Written instruction: Go through the material and write it all out exactly, minus the pictures.

Dataset rows:
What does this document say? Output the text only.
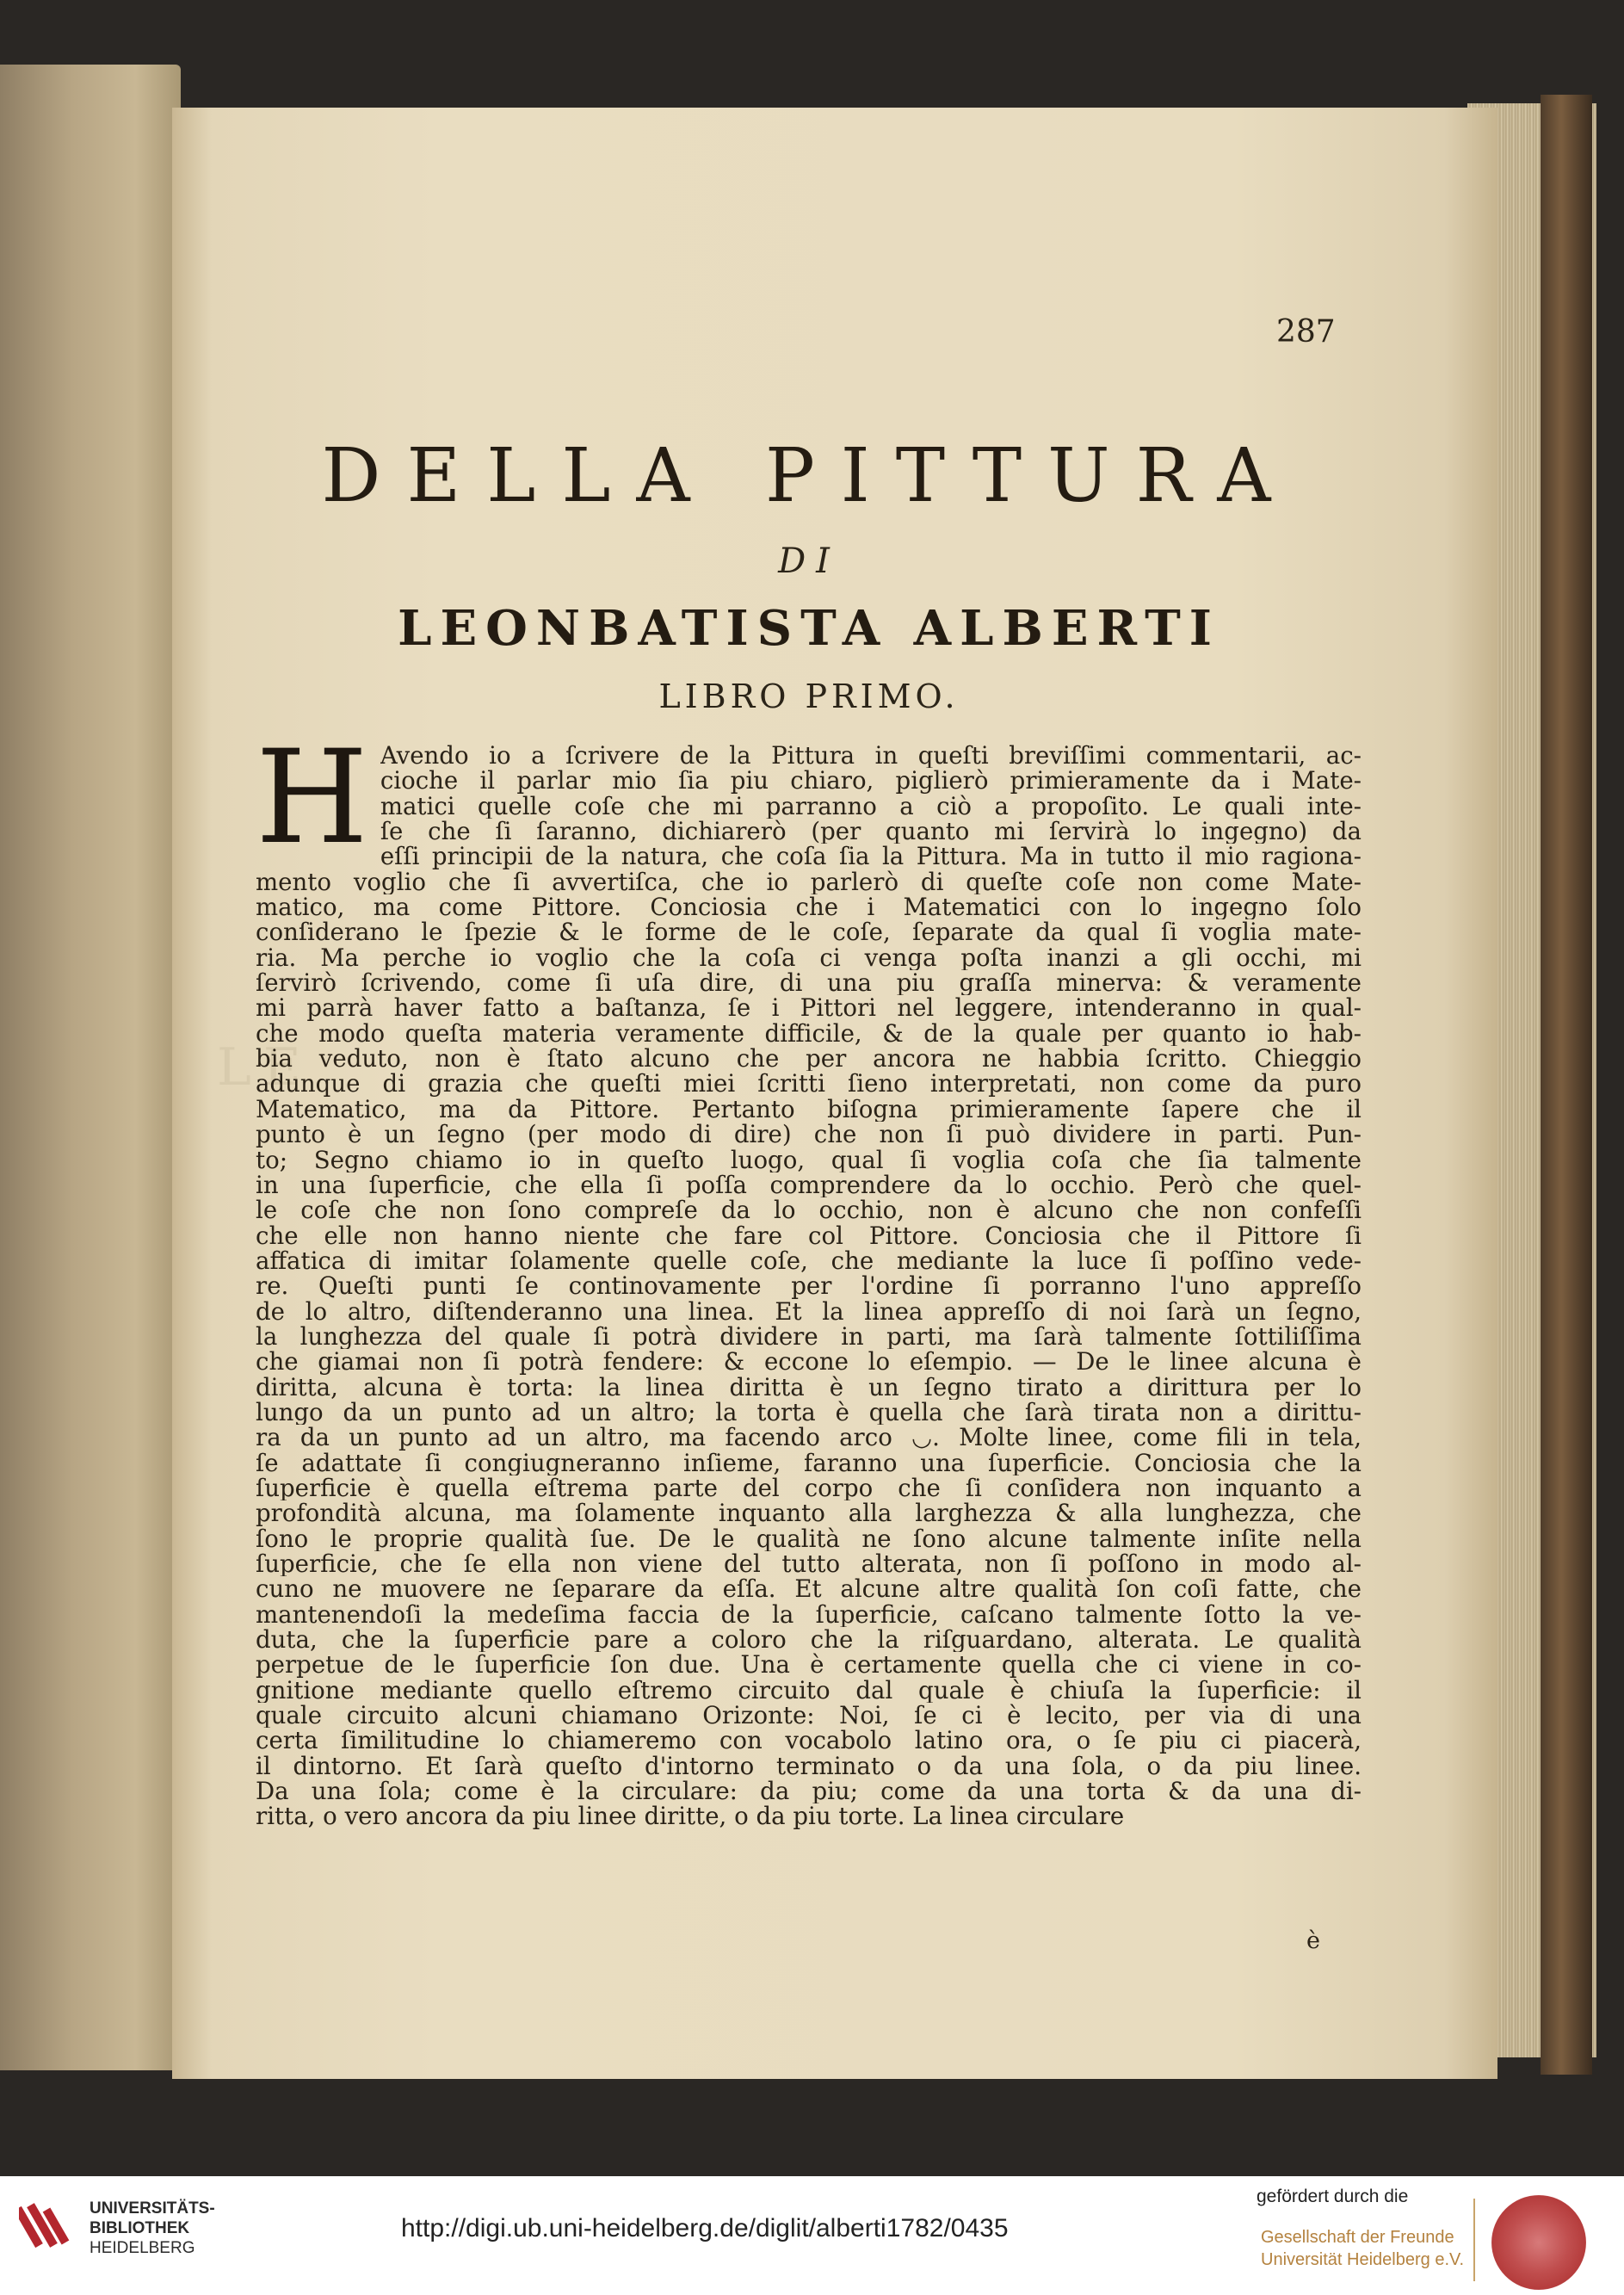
LE
287
DELLA PITTURA
DI
LEONBATISTA ALBERTI
LIBRO PRIMO.
H Avendo io a ſcrivere de la Pittura in queſti breviſſimi commentarii, ac-
cioche il parlar mio ſia piu chiaro, piglierò primieramente da i Mate-
matici quelle coſe che mi parranno a ciò a propoſito. Le quali inte-
ſe che ſi ſaranno, dichiarerò (per quanto mi ſervirà lo ingegno) da
eſſi principii de la natura, che coſa ſia la Pittura. Ma in tutto il mio ragiona-
mento voglio che ſi avvertiſca, che io parlerò di queſte coſe non come Mate-
matico, ma come Pittore. Conciosia che i Matematici con lo ingegno ſolo
conſiderano le ſpezie & le forme de le coſe, ſeparate da qual ſi voglia mate-
ria. Ma perche io voglio che la coſa ci venga poſta inanzi a gli occhi, mi
ſervirò ſcrivendo, come ſi uſa dire, di una piu graſſa minerva: & veramente
mi parrà haver fatto a baſtanza, ſe i Pittori nel leggere, intenderanno in qual-
che modo queſta materia veramente difficile, & de la quale per quanto io hab-
bia veduto, non è ſtato alcuno che per ancora ne habbia ſcritto. Chieggio
adunque di grazia che queſti miei ſcritti ſieno interpretati, non come da puro
Matematico, ma da Pittore. Pertanto biſogna primieramente ſapere che il
punto è un ſegno (per modo di dire) che non ſi può dividere in parti. Pun-
to; Segno chiamo io in queſto luogo, qual ſi voglia coſa che ſia talmente
in una ſuperficie, che ella ſi poſſa comprendere da lo occhio. Però che quel-
le coſe che non ſono compreſe da lo occhio, non è alcuno che non confeſſi
che elle non hanno niente che fare col Pittore. Conciosia che il Pittore ſi
affatica di imitar ſolamente quelle coſe, che mediante la luce ſi poſſino vede-
re. Queſti punti ſe continovamente per l'ordine ſi porranno l'uno appreſſo
de lo altro, diſtenderanno una linea. Et la linea appreſſo di noi ſarà un ſegno,
la lunghezza del quale ſi potrà dividere in parti, ma ſarà talmente ſottiliſſima
che giamai non ſi potrà fendere: & eccone lo eſempio. — De le linee alcuna è
diritta, alcuna è torta: la linea diritta è un ſegno tirato a dirittura per lo
lungo da un punto ad un altro; la torta è quella che ſarà tirata non a dirittu-
ra da un punto ad un altro, ma facendo arco ◡. Molte linee, come fili in tela,
ſe adattate ſi congiugneranno inſieme, faranno una ſuperficie. Conciosia che la
ſuperficie è quella eſtrema parte del corpo che ſi conſidera non inquanto a
profondità alcuna, ma ſolamente inquanto alla larghezza & alla lunghezza, che
ſono le proprie qualità ſue. De le qualità ne ſono alcune talmente inſite nella
ſuperficie, che ſe ella non viene del tutto alterata, non ſi poſſono in modo al-
cuno ne muovere ne ſeparare da eſſa. Et alcune altre qualità ſon coſi fatte, che
mantenendoſi la medeſima faccia de la ſuperficie, caſcano talmente ſotto la ve-
duta, che la ſuperficie pare a coloro che la riſguardano, alterata. Le qualità
perpetue de le ſuperficie ſon due. Una è certamente quella che ci viene in co-
gnitione mediante quello eſtremo circuito dal quale è chiuſa la ſuperficie: il
quale circuito alcuni chiamano Orizonte: Noi, ſe ci è lecito, per via di una
certa ſimilitudine lo chiameremo con vocabolo latino ora, o ſe piu ci piacerà,
il dintorno. Et ſarà queſto d'intorno terminato o da una ſola, o da piu linee.
Da una ſola; come è la circulare: da piu; come da una torta & da una di-
ritta, o vero ancora da piu linee diritte, o da piu torte. La linea circulare
è
UNIVERSITÄTS-
BIBLIOTHEK
HEIDELBERG
http://digi.ub.uni-heidelberg.de/diglit/alberti1782/0435
gefördert durch die
Gesellschaft der Freunde
Universität Heidelberg e.V.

Exercise response:
What does this document say? Output the text only.
LE
287
DELLA PITTURA
DI
LEONBATISTA ALBERTI
LIBRO PRIMO.
H Avendo io a ſcrivere de la Pittura in queſti breviſſimi commentarii, ac-
cioche il parlar mio ſia piu chiaro, piglierò primieramente da i Mate-
matici quelle coſe che mi parranno a ciò a propoſito. Le quali inte-
ſe che ſi ſaranno, dichiarerò (per quanto mi ſervirà lo ingegno) da
eſſi principii de la natura, che coſa ſia la Pittura. Ma in tutto il mio ragiona-
mento voglio che ſi avvertiſca, che io parlerò di queſte coſe non come Mate-
matico, ma come Pittore. Conciosia che i Matematici con lo ingegno ſolo
conſiderano le ſpezie & le forme de le coſe, ſeparate da qual ſi voglia mate-
ria. Ma perche io voglio che la coſa ci venga poſta inanzi a gli occhi, mi
ſervirò ſcrivendo, come ſi uſa dire, di una piu graſſa minerva: & veramente
mi parrà haver fatto a baſtanza, ſe i Pittori nel leggere, intenderanno in qual-
che modo queſta materia veramente difficile, & de la quale per quanto io hab-
bia veduto, non è ſtato alcuno che per ancora ne habbia ſcritto. Chieggio
adunque di grazia che queſti miei ſcritti ſieno interpretati, non come da puro
Matematico, ma da Pittore. Pertanto biſogna primieramente ſapere che il
punto è un ſegno (per modo di dire) che non ſi può dividere in parti. Pun-
to; Segno chiamo io in queſto luogo, qual ſi voglia coſa che ſia talmente
in una ſuperficie, che ella ſi poſſa comprendere da lo occhio. Però che quel-
le coſe che non ſono compreſe da lo occhio, non è alcuno che non confeſſi
che elle non hanno niente che fare col Pittore. Conciosia che il Pittore ſi
affatica di imitar ſolamente quelle coſe, che mediante la luce ſi poſſino vede-
re. Queſti punti ſe continovamente per l'ordine ſi porranno l'uno appreſſo
de lo altro, diſtenderanno una linea. Et la linea appreſſo di noi ſarà un ſegno,
la lunghezza del quale ſi potrà dividere in parti, ma ſarà talmente ſottiliſſima
che giamai non ſi potrà fendere: & eccone lo eſempio. — De le linee alcuna è
diritta, alcuna è torta: la linea diritta è un ſegno tirato a dirittura per lo
lungo da un punto ad un altro; la torta è quella che ſarà tirata non a dirittu-
ra da un punto ad un altro, ma facendo arco ◡. Molte linee, come fili in tela,
ſe adattate ſi congiugneranno inſieme, faranno una ſuperficie. Conciosia che la
ſuperficie è quella eſtrema parte del corpo che ſi conſidera non inquanto a
profondità alcuna, ma ſolamente inquanto alla larghezza & alla lunghezza, che
ſono le proprie qualità ſue. De le qualità ne ſono alcune talmente inſite nella
ſuperficie, che ſe ella non viene del tutto alterata, non ſi poſſono in modo al-
cuno ne muovere ne ſeparare da eſſa. Et alcune altre qualità ſon coſi fatte, che
mantenendoſi la medeſima faccia de la ſuperficie, caſcano talmente ſotto la ve-
duta, che la ſuperficie pare a coloro che la riſguardano, alterata. Le qualità
perpetue de le ſuperficie ſon due. Una è certamente quella che ci viene in co-
gnitione mediante quello eſtremo circuito dal quale è chiuſa la ſuperficie: il
quale circuito alcuni chiamano Orizonte: Noi, ſe ci è lecito, per via di una
certa ſimilitudine lo chiameremo con vocabolo latino ora, o ſe piu ci piacerà,
il dintorno. Et ſarà queſto d'intorno terminato o da una ſola, o da piu linee.
Da una ſola; come è la circulare: da piu; come da una torta & da una di-
ritta, o vero ancora da piu linee diritte, o da piu torte. La linea circulare
è
UNIVERSITÄTS-
BIBLIOTHEK
HEIDELBERG
http://digi.ub.uni-heidelberg.de/diglit/alberti1782/0435
gefördert durch die
Gesellschaft der Freunde
Universität Heidelberg e.V.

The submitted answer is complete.